>>>

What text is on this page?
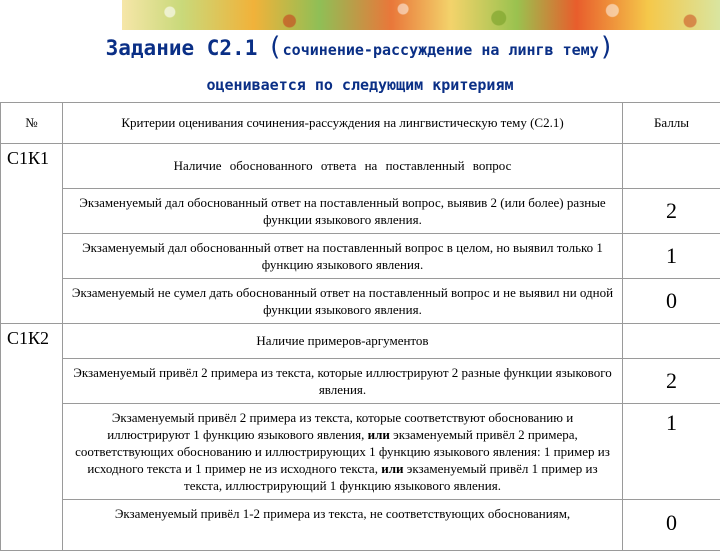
Задание С2.1 (сочинение-рассуждение на лингв тему)
оценивается по следующим критериям
№	Критерии оценивания сочинения-рассуждения на лингвистическую тему (С2.1)	Баллы
С1К1	Наличие обоснованного ответа на поставленный вопрос	
	Экзаменуемый дал обоснованный ответ на поставленный вопрос, выявив 2 (или более) разные функции языкового явления.	2
	Экзаменуемый дал обоснованный ответ на поставленный вопрос в целом, но выявил только 1 функцию языкового явления.	1
	Экзаменуемый не сумел дать обоснованный ответ на поставленный вопрос и не выявил ни одной функции языкового явления.	0
С1К2	Наличие примеров-аргументов	
	Экзаменуемый привёл 2 примера из текста, которые иллюстрируют 2 разные функции языкового явления.	2
	Экзаменуемый привёл 2 примера из текста, которые соответствуют обоснованию и иллюстрируют 1 функцию языкового явления, или экзаменуемый привёл 2 примера, соответствующих обоснованию и иллюстрирующих 1 функцию языкового явления: 1 пример из исходного текста и 1 пример не из исходного текста, или экзаменуемый привёл 1 пример из текста, иллюстрирующий 1 функцию языкового явления.	1
	Экзаменуемый привёл 1-2 примера из текста, не соответствующих обоснованиям,	0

<<<

Using the listing above, return all lines where the word "выявил" occurs.

(Answer)
	Экзаменуемый дал обоснованный ответ на поставленный вопрос в целом, но выявил только 1 функцию языкового явления.	1
	Экзаменуемый не сумел дать обоснованный ответ на поставленный вопрос и не выявил ни одной функции языкового явления.	0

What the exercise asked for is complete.